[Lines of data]
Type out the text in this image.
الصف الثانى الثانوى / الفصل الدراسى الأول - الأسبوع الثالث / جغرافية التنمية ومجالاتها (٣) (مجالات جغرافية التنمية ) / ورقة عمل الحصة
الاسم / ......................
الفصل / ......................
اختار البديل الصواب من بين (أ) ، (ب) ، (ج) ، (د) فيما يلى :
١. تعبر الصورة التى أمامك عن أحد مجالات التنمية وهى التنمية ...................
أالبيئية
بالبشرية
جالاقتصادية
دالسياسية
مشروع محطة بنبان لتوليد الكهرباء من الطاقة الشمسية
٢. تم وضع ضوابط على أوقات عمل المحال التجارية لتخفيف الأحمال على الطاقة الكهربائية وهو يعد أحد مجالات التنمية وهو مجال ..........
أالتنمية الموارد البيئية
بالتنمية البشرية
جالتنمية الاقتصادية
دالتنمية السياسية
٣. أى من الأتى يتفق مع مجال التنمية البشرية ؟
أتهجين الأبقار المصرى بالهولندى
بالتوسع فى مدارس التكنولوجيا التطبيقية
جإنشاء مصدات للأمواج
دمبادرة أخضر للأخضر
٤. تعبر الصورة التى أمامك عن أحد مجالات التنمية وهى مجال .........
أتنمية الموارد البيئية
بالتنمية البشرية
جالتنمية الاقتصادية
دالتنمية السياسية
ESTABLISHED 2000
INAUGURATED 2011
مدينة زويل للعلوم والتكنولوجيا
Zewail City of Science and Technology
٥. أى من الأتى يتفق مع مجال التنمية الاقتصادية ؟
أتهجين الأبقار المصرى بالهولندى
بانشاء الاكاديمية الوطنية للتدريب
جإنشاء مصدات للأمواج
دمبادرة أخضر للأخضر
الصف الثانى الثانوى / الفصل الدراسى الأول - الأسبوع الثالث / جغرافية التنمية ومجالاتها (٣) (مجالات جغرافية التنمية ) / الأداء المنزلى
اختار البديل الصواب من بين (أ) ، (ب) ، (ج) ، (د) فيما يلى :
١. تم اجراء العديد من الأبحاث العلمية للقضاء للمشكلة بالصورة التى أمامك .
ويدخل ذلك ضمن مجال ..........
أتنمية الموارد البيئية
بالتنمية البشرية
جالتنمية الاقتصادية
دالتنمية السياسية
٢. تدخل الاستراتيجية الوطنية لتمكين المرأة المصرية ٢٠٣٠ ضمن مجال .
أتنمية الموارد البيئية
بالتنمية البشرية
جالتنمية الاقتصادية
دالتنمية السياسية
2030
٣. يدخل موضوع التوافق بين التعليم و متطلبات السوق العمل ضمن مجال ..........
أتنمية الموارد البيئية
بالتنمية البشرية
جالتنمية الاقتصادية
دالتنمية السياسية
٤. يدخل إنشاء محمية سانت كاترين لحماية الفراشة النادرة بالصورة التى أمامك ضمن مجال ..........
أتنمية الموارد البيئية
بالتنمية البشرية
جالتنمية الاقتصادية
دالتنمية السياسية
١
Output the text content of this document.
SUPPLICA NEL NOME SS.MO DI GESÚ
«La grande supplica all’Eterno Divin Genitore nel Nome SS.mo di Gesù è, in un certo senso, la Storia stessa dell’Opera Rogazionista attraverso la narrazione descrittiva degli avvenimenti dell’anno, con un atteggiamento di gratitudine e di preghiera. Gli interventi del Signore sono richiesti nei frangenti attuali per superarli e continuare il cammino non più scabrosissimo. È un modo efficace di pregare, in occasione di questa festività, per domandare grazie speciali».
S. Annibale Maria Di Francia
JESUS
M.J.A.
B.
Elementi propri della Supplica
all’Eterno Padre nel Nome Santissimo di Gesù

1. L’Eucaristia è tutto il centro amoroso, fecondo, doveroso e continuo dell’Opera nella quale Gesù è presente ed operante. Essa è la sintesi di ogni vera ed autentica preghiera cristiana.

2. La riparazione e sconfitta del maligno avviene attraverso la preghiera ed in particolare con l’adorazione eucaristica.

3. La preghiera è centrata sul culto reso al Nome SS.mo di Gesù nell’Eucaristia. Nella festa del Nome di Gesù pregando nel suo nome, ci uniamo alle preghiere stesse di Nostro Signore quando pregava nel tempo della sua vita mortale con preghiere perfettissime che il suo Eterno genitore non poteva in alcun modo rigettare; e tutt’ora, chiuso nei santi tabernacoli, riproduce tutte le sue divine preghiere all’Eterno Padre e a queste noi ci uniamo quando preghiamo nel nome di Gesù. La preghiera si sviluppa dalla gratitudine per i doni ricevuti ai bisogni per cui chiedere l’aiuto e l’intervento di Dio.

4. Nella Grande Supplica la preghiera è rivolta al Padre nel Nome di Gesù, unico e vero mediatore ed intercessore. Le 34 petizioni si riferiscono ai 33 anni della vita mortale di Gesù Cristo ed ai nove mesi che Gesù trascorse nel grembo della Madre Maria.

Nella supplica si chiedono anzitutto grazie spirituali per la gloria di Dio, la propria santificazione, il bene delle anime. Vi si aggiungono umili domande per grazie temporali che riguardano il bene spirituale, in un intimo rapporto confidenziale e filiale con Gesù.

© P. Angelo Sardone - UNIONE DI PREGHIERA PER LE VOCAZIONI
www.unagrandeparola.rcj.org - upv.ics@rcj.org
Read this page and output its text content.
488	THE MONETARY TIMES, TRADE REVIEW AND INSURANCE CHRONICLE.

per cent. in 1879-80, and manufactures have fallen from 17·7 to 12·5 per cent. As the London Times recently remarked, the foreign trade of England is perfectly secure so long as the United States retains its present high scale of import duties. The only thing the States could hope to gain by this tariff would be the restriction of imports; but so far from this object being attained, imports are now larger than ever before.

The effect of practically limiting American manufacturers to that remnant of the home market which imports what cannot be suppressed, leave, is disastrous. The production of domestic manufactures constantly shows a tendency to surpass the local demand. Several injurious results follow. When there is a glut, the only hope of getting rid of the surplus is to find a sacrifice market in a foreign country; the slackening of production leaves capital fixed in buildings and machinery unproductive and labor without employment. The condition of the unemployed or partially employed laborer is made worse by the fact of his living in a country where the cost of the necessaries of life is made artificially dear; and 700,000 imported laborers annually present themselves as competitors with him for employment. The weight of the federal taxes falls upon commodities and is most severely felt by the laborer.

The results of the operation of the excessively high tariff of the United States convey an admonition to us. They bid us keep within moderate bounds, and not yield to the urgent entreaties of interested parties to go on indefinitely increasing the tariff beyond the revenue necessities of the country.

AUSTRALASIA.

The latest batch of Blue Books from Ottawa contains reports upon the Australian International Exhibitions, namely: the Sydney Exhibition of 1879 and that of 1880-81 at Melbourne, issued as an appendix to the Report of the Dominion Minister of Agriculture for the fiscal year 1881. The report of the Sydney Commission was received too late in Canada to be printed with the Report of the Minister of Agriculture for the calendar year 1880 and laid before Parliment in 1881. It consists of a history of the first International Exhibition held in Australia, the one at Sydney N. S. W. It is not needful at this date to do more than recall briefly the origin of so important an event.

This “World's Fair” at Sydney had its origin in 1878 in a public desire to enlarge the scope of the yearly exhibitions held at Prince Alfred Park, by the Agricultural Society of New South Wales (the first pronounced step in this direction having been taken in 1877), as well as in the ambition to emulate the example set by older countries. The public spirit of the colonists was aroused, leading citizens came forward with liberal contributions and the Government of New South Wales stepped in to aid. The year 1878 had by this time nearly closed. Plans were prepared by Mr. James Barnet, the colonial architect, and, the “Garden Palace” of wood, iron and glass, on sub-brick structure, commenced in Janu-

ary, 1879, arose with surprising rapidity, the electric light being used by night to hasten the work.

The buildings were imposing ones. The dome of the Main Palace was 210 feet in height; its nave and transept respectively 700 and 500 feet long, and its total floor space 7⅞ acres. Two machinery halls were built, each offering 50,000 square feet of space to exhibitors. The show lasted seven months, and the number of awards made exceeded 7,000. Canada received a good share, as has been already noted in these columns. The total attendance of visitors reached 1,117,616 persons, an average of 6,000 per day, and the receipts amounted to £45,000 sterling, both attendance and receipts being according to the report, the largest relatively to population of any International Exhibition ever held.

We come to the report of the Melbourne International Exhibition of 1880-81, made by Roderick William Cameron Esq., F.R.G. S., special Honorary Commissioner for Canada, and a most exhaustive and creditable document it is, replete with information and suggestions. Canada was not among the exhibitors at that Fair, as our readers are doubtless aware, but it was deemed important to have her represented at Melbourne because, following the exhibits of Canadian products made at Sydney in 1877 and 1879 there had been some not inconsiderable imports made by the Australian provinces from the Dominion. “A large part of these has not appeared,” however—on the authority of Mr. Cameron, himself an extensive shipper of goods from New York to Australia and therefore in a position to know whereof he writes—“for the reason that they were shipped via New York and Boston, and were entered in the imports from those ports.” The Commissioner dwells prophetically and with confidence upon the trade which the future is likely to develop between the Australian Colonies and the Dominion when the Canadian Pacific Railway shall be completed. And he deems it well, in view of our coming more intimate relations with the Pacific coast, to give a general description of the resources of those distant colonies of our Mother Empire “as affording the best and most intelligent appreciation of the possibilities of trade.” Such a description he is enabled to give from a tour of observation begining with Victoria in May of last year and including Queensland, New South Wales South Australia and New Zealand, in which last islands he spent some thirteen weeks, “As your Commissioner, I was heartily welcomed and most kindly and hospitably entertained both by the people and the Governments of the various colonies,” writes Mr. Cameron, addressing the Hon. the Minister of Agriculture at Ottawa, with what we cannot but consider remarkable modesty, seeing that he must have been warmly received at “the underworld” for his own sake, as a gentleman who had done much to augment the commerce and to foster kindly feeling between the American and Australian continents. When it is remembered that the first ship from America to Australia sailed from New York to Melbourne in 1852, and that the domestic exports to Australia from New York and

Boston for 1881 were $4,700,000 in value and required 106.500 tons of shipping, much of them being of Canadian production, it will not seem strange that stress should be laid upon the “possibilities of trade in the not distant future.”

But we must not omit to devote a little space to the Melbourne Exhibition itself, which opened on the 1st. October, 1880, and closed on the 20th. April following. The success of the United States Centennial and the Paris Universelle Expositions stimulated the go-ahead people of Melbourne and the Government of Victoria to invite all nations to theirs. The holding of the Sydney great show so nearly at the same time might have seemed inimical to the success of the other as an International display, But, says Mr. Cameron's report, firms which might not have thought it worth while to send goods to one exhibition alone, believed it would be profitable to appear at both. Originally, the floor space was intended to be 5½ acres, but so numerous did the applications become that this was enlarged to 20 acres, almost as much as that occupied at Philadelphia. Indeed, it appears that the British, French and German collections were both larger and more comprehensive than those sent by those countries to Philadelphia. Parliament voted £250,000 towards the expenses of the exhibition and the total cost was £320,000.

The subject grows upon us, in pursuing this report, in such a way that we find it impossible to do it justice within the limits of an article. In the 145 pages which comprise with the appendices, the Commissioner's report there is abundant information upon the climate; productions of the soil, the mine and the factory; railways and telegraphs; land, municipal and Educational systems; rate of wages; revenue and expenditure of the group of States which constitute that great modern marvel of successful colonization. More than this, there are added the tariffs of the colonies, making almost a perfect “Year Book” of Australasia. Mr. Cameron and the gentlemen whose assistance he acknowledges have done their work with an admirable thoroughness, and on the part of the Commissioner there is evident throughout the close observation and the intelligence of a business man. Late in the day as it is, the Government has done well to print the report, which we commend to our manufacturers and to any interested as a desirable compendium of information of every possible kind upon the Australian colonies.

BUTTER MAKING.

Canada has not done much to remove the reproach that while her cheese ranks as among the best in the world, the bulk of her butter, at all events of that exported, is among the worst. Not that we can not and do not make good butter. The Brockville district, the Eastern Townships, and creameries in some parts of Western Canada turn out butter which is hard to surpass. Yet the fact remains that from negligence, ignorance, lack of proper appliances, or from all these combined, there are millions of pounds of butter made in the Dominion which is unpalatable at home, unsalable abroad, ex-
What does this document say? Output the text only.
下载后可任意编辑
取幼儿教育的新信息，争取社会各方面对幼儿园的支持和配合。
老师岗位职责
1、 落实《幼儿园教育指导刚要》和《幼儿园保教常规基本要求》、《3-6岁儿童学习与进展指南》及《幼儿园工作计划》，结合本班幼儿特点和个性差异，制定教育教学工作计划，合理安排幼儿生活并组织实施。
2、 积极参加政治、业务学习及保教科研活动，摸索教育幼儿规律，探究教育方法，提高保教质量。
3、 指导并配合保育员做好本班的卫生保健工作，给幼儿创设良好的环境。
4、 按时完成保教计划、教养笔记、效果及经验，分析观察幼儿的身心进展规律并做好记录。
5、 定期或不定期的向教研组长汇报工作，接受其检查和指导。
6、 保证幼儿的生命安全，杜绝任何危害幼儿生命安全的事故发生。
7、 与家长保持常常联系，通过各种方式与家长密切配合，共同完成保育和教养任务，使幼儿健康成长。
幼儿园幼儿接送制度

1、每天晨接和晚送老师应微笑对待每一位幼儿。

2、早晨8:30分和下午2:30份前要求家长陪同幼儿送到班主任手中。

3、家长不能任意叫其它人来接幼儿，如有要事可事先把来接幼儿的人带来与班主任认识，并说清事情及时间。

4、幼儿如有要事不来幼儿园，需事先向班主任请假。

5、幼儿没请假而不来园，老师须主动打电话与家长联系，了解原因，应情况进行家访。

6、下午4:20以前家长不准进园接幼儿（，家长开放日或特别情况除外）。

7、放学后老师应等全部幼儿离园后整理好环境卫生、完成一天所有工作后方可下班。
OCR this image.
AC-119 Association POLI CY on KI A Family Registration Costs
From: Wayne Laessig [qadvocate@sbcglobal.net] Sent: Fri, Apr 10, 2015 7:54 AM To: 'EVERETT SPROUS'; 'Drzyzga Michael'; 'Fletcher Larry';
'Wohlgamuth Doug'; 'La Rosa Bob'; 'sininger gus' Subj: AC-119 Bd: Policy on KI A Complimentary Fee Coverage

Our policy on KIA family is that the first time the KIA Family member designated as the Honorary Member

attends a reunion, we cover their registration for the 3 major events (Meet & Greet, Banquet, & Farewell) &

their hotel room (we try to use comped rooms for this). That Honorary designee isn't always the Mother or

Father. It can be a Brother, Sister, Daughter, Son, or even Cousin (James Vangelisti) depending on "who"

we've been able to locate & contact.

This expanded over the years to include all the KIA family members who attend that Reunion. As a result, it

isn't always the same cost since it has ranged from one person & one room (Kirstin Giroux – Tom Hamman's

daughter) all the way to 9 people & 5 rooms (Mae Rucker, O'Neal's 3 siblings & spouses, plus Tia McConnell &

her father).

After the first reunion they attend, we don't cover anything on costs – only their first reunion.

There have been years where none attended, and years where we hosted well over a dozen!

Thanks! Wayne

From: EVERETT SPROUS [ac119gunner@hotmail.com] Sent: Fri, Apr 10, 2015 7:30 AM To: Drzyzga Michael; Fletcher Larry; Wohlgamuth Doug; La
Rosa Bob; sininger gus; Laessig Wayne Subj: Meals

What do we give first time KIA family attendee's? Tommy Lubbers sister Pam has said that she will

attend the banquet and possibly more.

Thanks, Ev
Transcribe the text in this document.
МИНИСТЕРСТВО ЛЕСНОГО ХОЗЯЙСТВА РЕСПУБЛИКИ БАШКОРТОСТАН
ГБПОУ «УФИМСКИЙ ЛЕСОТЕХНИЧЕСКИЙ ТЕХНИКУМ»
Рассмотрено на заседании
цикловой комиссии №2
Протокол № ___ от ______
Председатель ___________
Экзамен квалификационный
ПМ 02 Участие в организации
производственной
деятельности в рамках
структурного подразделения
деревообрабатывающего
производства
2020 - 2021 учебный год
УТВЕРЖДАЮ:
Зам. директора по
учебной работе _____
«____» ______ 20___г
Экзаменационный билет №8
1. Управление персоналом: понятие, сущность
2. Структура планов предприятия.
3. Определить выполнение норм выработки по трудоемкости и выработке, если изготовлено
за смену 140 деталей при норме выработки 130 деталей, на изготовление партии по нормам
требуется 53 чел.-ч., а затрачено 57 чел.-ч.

Problem description: Find every line with "أمامك" in the listing and state how many there are, nothing else.

Correct result: 4